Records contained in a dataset
»»
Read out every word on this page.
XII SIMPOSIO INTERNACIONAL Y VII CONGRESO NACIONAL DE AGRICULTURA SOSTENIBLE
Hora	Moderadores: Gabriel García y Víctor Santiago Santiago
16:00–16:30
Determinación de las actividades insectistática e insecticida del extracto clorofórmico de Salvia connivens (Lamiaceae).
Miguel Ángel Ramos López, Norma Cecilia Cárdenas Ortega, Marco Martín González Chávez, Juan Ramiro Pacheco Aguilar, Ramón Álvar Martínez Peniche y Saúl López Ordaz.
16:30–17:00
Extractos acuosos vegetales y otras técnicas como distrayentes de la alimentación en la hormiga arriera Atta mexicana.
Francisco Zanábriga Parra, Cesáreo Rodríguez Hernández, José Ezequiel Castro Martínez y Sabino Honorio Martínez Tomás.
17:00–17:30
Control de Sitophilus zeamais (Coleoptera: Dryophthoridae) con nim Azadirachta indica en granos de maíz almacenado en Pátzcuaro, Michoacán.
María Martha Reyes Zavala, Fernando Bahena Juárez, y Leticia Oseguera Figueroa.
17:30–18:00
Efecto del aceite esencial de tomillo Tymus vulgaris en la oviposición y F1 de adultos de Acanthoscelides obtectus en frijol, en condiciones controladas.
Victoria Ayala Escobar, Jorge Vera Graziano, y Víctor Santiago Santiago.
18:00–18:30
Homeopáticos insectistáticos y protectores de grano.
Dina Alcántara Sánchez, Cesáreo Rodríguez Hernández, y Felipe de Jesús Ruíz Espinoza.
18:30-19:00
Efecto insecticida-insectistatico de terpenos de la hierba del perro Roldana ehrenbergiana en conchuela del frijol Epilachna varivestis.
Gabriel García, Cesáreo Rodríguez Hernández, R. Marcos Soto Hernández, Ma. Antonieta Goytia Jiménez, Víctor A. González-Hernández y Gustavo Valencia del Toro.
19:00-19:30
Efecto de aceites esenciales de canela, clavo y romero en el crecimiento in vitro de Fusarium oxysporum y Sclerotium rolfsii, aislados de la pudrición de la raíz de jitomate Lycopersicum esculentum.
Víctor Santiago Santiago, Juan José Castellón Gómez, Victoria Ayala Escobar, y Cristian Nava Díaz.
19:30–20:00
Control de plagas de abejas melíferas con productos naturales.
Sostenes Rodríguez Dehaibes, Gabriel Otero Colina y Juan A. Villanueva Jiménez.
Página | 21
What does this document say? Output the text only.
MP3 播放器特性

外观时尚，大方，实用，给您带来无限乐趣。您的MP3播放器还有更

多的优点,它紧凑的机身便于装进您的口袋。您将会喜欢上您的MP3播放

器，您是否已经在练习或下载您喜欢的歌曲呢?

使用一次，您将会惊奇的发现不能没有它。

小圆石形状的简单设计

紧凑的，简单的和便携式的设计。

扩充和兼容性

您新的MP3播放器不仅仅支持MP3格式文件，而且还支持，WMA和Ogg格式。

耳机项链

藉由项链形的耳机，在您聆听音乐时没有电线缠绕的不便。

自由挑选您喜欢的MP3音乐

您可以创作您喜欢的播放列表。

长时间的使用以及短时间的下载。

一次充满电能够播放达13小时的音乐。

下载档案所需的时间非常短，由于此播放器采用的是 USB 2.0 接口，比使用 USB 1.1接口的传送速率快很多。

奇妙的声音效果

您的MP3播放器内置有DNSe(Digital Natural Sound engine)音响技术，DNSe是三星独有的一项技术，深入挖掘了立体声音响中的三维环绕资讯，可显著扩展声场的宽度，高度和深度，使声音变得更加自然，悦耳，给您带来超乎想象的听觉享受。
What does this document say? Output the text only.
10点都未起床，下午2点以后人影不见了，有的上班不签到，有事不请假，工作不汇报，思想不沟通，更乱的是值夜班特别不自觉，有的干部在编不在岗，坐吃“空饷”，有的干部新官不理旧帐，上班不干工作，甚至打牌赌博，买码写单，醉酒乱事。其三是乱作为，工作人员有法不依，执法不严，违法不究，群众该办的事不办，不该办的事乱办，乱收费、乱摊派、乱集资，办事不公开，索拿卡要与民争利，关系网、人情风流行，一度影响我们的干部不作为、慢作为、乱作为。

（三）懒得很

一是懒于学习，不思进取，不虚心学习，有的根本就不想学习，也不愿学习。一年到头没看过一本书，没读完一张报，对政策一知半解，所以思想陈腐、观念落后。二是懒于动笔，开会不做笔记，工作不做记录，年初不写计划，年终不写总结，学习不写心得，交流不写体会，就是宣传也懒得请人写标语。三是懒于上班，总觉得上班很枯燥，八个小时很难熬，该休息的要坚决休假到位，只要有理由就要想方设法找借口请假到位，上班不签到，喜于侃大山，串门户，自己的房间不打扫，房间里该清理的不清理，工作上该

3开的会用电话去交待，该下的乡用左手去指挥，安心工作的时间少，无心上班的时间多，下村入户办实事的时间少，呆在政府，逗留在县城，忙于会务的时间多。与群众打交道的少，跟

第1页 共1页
««
» **Work to be completed**
Write out the records shown above, exactly as they appear.

» **Written response**
Read out every word on this page.
XII SIMPOSIO INTERNACIONAL Y VII CONGRESO NACIONAL DE AGRICULTURA SOSTENIBLE
Hora	Moderadores: Gabriel García y Víctor Santiago Santiago
16:00–16:30
Determinación de las actividades insectistática e insecticida del extracto clorofórmico de Salvia connivens (Lamiaceae).
Miguel Ángel Ramos López, Norma Cecilia Cárdenas Ortega, Marco Martín González Chávez, Juan Ramiro Pacheco Aguilar, Ramón Álvar Martínez Peniche y Saúl López Ordaz.
16:30–17:00
Extractos acuosos vegetales y otras técnicas como distrayentes de la alimentación en la hormiga arriera Atta mexicana.
Francisco Zanábriga Parra, Cesáreo Rodríguez Hernández, José Ezequiel Castro Martínez y Sabino Honorio Martínez Tomás.
17:00–17:30
Control de Sitophilus zeamais (Coleoptera: Dryophthoridae) con nim Azadirachta indica en granos de maíz almacenado en Pátzcuaro, Michoacán.
María Martha Reyes Zavala, Fernando Bahena Juárez, y Leticia Oseguera Figueroa.
17:30–18:00
Efecto del aceite esencial de tomillo Tymus vulgaris en la oviposición y F1 de adultos de Acanthoscelides obtectus en frijol, en condiciones controladas.
Victoria Ayala Escobar, Jorge Vera Graziano, y Víctor Santiago Santiago.
18:00–18:30
Homeopáticos insectistáticos y protectores de grano.
Dina Alcántara Sánchez, Cesáreo Rodríguez Hernández, y Felipe de Jesús Ruíz Espinoza.
18:30-19:00
Efecto insecticida-insectistatico de terpenos de la hierba del perro Roldana ehrenbergiana en conchuela del frijol Epilachna varivestis.
Gabriel García, Cesáreo Rodríguez Hernández, R. Marcos Soto Hernández, Ma. Antonieta Goytia Jiménez, Víctor A. González-Hernández y Gustavo Valencia del Toro.
19:00-19:30
Efecto de aceites esenciales de canela, clavo y romero en el crecimiento in vitro de Fusarium oxysporum y Sclerotium rolfsii, aislados de la pudrición de la raíz de jitomate Lycopersicum esculentum.
Víctor Santiago Santiago, Juan José Castellón Gómez, Victoria Ayala Escobar, y Cristian Nava Díaz.
19:30–20:00
Control de plagas de abejas melíferas con productos naturales.
Sostenes Rodríguez Dehaibes, Gabriel Otero Colina y Juan A. Villanueva Jiménez.
Página | 21
What does this document say? Output the text only.
MP3 播放器特性

外观时尚，大方，实用，给您带来无限乐趣。您的MP3播放器还有更

多的优点,它紧凑的机身便于装进您的口袋。您将会喜欢上您的MP3播放

器，您是否已经在练习或下载您喜欢的歌曲呢?

使用一次，您将会惊奇的发现不能没有它。

小圆石形状的简单设计

紧凑的，简单的和便携式的设计。

扩充和兼容性

您新的MP3播放器不仅仅支持MP3格式文件，而且还支持，WMA和Ogg格式。

耳机项链

藉由项链形的耳机，在您聆听音乐时没有电线缠绕的不便。

自由挑选您喜欢的MP3音乐

您可以创作您喜欢的播放列表。

长时间的使用以及短时间的下载。

一次充满电能够播放达13小时的音乐。

下载档案所需的时间非常短，由于此播放器采用的是 USB 2.0 接口，比使用 USB 1.1接口的传送速率快很多。

奇妙的声音效果

您的MP3播放器内置有DNSe(Digital Natural Sound engine)音响技术，DNSe是三星独有的一项技术，深入挖掘了立体声音响中的三维环绕资讯，可显著扩展声场的宽度，高度和深度，使声音变得更加自然，悦耳，给您带来超乎想象的听觉享受。
What does this document say? Output the text only.
10点都未起床，下午2点以后人影不见了，有的上班不签到，有事不请假，工作不汇报，思想不沟通，更乱的是值夜班特别不自觉，有的干部在编不在岗，坐吃“空饷”，有的干部新官不理旧帐，上班不干工作，甚至打牌赌博，买码写单，醉酒乱事。其三是乱作为，工作人员有法不依，执法不严，违法不究，群众该办的事不办，不该办的事乱办，乱收费、乱摊派、乱集资，办事不公开，索拿卡要与民争利，关系网、人情风流行，一度影响我们的干部不作为、慢作为、乱作为。

（三）懒得很

一是懒于学习，不思进取，不虚心学习，有的根本就不想学习，也不愿学习。一年到头没看过一本书，没读完一张报，对政策一知半解，所以思想陈腐、观念落后。二是懒于动笔，开会不做笔记，工作不做记录，年初不写计划，年终不写总结，学习不写心得，交流不写体会，就是宣传也懒得请人写标语。三是懒于上班，总觉得上班很枯燥，八个小时很难熬，该休息的要坚决休假到位，只要有理由就要想方设法找借口请假到位，上班不签到，喜于侃大山，串门户，自己的房间不打扫，房间里该清理的不清理，工作上该

3开的会用电话去交待，该下的乡用左手去指挥，安心工作的时间少，无心上班的时间多，下村入户办实事的时间少，呆在政府，逗留在县城，忙于会务的时间多。与群众打交道的少，跟

第1页 共1页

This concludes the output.